Records from a dataset:
# # # #
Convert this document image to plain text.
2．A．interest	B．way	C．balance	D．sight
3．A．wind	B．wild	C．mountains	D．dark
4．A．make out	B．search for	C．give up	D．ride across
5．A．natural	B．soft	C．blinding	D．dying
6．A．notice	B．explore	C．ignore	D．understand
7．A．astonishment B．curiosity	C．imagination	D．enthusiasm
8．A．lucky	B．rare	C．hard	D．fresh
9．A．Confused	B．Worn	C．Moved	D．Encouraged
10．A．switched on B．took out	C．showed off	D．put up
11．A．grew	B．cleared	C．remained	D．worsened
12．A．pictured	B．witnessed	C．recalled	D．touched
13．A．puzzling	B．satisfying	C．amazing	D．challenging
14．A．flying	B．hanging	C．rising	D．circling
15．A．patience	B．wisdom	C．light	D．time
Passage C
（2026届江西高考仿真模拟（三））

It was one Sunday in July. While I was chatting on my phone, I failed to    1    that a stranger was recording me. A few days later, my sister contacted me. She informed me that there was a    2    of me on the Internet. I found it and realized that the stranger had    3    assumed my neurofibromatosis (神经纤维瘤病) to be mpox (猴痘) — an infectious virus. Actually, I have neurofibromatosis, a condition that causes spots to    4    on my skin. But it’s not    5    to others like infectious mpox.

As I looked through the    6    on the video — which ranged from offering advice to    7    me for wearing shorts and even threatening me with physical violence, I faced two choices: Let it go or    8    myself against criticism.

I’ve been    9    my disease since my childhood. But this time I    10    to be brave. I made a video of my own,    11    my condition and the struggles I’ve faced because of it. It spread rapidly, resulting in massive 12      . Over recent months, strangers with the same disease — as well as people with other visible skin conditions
# # # #
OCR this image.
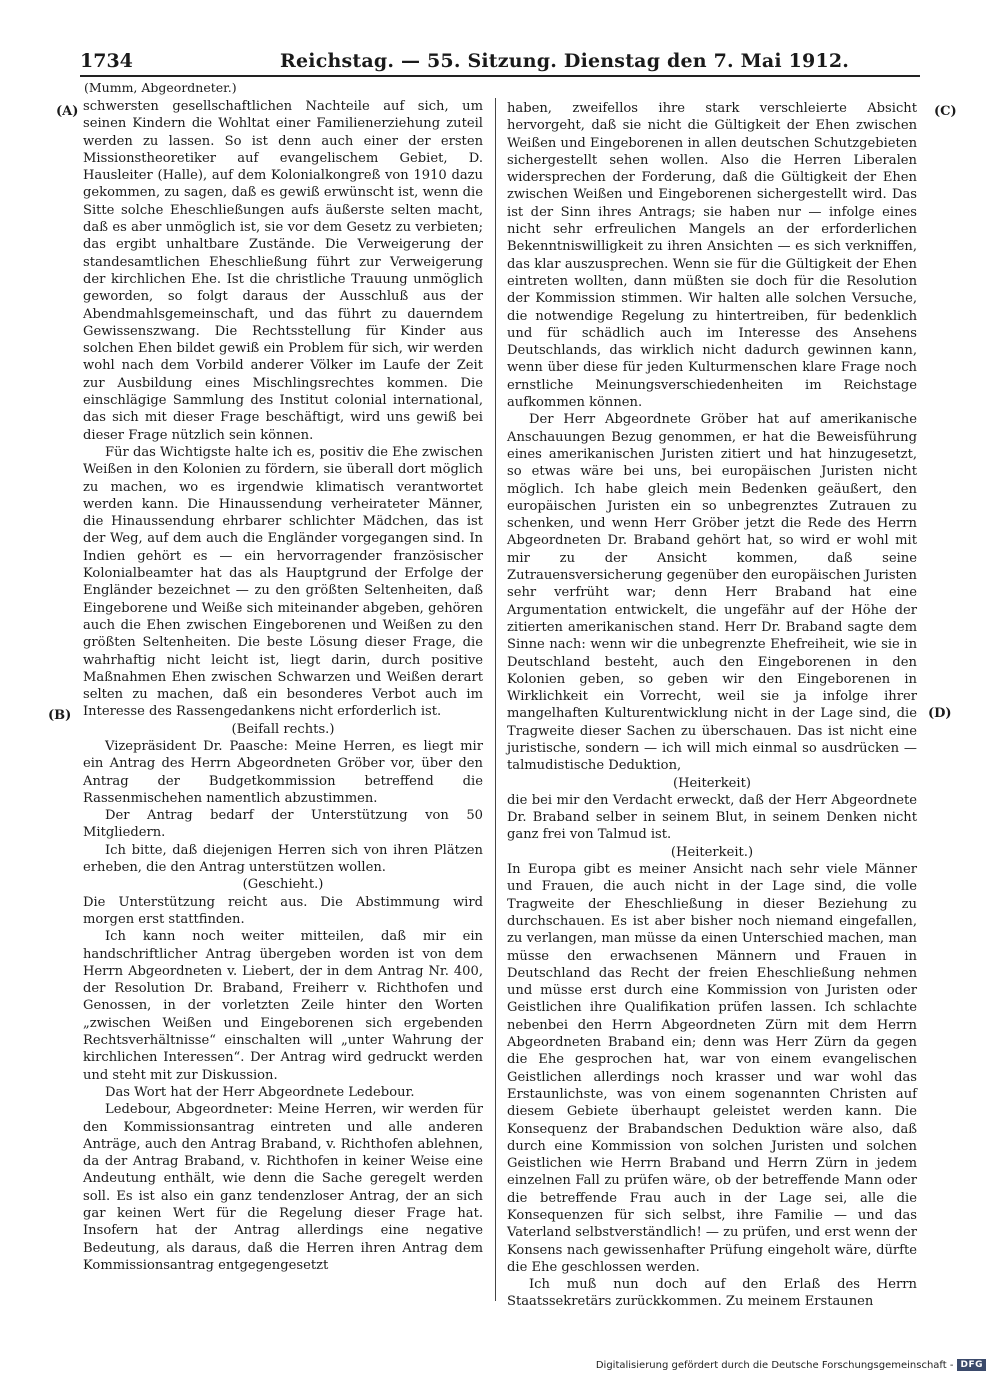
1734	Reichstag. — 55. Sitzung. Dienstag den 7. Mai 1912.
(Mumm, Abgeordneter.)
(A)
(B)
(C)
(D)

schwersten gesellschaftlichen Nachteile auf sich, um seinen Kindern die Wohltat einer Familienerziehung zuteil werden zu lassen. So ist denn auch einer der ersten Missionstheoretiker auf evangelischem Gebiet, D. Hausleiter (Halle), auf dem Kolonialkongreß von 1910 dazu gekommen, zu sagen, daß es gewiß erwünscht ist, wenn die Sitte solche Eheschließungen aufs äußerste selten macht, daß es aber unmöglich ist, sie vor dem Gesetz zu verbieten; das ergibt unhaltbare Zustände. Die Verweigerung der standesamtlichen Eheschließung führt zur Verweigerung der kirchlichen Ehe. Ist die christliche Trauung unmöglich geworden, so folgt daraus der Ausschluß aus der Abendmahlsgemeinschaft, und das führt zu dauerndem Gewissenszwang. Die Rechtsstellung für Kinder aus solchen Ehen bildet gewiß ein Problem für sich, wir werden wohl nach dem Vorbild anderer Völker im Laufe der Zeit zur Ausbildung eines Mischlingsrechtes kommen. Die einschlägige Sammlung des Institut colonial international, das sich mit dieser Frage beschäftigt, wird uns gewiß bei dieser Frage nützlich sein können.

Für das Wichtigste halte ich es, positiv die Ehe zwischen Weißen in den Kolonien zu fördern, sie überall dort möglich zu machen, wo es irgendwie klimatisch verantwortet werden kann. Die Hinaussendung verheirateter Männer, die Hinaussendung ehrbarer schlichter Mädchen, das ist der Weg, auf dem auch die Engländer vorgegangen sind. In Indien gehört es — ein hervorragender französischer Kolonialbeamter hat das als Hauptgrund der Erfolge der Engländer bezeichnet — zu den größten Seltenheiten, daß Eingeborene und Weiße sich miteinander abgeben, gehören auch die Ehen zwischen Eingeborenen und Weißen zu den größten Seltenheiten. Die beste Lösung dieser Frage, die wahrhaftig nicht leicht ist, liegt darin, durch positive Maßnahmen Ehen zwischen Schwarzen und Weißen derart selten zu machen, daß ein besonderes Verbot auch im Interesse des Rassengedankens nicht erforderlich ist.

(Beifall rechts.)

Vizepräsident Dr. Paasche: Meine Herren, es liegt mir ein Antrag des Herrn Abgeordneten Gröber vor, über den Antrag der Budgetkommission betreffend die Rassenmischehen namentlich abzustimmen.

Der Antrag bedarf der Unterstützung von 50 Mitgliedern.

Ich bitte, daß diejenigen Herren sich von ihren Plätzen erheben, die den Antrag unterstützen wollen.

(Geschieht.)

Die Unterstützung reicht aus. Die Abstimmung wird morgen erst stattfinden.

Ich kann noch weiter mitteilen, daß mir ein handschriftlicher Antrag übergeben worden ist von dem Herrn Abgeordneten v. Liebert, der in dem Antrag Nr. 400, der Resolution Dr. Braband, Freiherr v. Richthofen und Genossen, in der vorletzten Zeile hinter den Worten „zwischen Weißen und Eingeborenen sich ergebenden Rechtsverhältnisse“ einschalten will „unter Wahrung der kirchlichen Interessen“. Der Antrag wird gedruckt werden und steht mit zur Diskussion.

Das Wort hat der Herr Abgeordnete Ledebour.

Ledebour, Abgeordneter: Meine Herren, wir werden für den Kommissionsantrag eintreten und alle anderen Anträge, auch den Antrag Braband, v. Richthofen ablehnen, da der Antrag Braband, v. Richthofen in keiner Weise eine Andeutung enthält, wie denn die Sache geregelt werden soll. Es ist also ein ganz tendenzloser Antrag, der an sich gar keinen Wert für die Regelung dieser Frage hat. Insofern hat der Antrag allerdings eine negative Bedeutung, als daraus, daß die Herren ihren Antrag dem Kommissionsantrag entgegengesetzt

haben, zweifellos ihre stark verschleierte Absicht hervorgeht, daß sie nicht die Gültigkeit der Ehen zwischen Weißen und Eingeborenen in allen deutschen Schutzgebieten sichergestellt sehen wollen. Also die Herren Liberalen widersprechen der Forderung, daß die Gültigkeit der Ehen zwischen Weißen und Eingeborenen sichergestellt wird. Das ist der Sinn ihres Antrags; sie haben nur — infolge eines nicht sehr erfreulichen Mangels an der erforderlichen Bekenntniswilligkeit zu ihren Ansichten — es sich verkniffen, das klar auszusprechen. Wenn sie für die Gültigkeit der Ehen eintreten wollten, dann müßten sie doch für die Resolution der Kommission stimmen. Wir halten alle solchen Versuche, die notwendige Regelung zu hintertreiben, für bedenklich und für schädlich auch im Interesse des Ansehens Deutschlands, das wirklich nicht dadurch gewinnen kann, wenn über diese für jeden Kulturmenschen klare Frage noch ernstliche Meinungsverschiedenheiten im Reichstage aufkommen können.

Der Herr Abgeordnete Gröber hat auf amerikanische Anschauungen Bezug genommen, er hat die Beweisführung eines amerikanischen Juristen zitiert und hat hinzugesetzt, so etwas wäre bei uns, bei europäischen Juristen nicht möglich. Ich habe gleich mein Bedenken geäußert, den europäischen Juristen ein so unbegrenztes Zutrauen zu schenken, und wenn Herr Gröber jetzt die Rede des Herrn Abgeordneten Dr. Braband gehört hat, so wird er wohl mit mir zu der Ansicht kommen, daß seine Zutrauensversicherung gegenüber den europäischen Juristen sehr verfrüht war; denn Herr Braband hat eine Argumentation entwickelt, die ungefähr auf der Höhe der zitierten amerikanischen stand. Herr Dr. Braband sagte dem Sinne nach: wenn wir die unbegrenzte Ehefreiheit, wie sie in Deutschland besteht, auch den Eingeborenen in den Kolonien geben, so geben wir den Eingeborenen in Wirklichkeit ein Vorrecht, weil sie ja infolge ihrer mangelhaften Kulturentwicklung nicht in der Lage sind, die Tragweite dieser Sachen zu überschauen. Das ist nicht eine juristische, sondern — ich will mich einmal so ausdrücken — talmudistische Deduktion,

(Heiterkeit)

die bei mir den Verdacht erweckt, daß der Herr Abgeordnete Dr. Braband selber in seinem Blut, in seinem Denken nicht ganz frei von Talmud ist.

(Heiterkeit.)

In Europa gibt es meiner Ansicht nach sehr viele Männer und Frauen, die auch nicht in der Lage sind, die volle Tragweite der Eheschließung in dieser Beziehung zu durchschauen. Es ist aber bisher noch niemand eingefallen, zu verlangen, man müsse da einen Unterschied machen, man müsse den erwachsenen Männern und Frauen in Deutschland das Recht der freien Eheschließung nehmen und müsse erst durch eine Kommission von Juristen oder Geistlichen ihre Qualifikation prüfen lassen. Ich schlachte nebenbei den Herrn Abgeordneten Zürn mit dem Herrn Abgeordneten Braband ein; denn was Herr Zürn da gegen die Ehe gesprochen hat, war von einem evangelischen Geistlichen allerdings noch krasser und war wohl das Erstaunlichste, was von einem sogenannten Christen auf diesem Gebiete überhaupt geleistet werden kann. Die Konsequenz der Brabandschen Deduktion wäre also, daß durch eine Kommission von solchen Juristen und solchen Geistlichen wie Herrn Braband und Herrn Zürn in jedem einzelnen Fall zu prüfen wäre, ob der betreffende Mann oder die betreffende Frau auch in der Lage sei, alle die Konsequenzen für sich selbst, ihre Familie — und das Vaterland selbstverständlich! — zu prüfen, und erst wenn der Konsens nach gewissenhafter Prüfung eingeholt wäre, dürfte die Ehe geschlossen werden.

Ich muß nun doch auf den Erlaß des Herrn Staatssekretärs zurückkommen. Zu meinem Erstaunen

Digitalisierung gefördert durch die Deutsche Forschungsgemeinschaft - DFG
# # # #
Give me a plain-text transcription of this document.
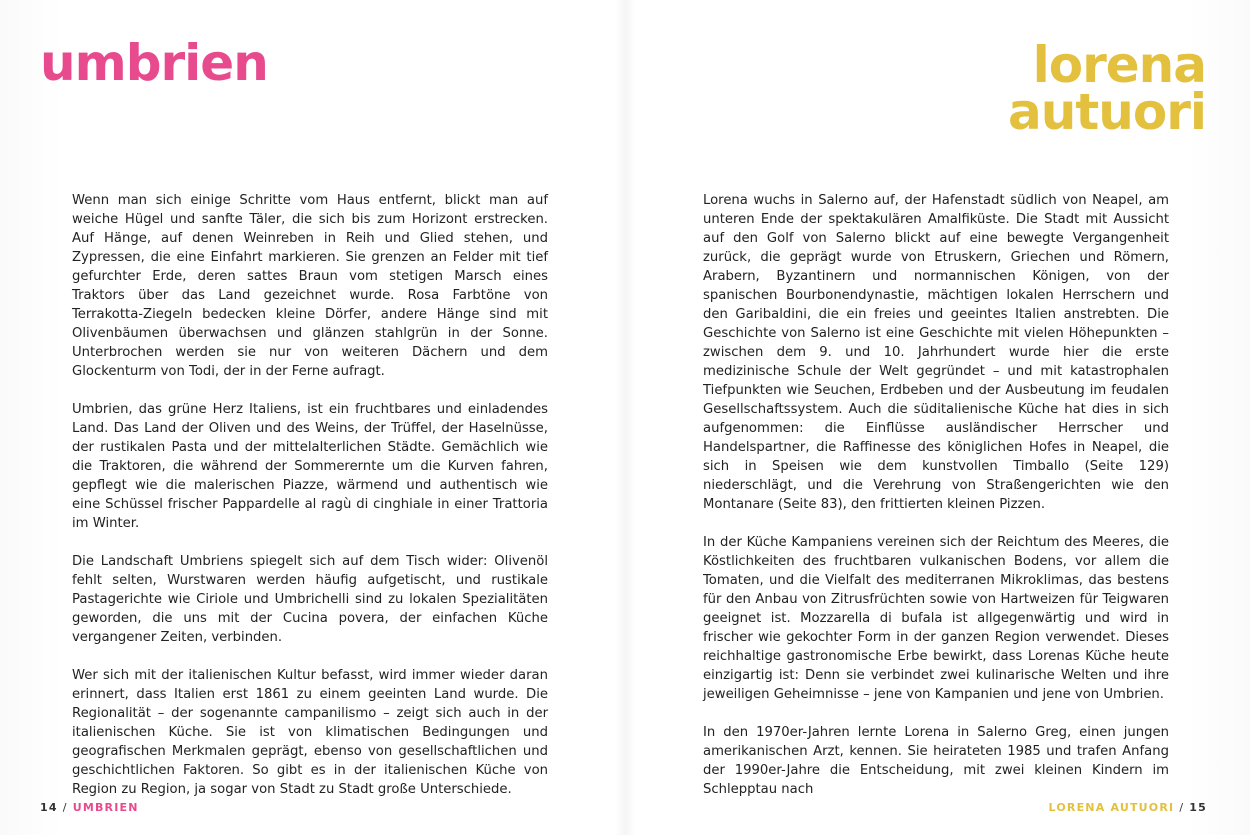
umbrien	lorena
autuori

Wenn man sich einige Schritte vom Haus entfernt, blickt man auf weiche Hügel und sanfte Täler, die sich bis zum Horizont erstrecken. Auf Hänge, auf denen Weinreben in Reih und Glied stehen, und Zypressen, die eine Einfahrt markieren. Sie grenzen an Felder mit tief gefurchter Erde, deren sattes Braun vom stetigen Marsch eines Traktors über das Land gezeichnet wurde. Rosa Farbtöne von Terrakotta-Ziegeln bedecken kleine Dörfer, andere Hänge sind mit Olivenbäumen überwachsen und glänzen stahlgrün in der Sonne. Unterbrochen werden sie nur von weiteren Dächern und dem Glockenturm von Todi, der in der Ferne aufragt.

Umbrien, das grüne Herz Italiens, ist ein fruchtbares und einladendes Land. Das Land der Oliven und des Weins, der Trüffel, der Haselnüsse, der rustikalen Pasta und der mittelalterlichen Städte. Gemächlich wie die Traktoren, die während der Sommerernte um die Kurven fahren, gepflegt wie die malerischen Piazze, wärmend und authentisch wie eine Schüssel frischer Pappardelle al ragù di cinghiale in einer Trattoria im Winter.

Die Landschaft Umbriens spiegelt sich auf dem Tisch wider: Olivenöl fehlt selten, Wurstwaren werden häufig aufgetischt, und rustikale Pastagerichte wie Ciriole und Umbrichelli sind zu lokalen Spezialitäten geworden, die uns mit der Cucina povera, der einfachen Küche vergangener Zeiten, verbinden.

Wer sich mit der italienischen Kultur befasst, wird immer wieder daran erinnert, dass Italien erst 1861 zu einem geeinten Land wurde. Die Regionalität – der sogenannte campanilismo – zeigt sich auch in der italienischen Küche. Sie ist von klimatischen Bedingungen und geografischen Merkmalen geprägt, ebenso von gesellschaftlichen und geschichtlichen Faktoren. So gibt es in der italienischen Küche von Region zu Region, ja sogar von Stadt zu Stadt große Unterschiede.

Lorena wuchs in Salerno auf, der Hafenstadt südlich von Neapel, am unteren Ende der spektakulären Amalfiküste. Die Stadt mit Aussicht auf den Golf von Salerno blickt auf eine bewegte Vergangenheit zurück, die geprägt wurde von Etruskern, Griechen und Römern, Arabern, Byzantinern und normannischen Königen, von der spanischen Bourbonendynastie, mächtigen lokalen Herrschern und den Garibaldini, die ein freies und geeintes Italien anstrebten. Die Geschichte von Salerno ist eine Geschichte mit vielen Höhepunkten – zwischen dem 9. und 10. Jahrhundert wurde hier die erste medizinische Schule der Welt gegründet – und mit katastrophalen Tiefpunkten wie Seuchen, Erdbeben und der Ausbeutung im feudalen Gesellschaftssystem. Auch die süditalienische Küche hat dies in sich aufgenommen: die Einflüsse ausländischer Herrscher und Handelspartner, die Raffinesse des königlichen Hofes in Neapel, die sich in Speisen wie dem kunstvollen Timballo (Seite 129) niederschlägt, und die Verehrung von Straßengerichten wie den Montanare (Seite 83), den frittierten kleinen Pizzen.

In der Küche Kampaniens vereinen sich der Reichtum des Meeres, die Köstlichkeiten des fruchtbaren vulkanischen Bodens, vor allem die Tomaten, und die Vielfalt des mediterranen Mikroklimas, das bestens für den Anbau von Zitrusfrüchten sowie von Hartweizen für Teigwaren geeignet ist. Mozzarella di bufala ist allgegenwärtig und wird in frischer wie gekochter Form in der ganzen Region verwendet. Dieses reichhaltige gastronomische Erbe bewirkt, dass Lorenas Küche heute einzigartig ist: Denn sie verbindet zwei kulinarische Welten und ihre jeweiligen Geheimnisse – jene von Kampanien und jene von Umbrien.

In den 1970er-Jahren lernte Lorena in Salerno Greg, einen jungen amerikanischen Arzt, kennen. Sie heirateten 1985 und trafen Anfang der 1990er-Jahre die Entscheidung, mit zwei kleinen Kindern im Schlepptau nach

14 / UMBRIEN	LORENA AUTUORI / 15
# # # #
Say how many lines above hold "image", and nothing else.

(Problem solution)
2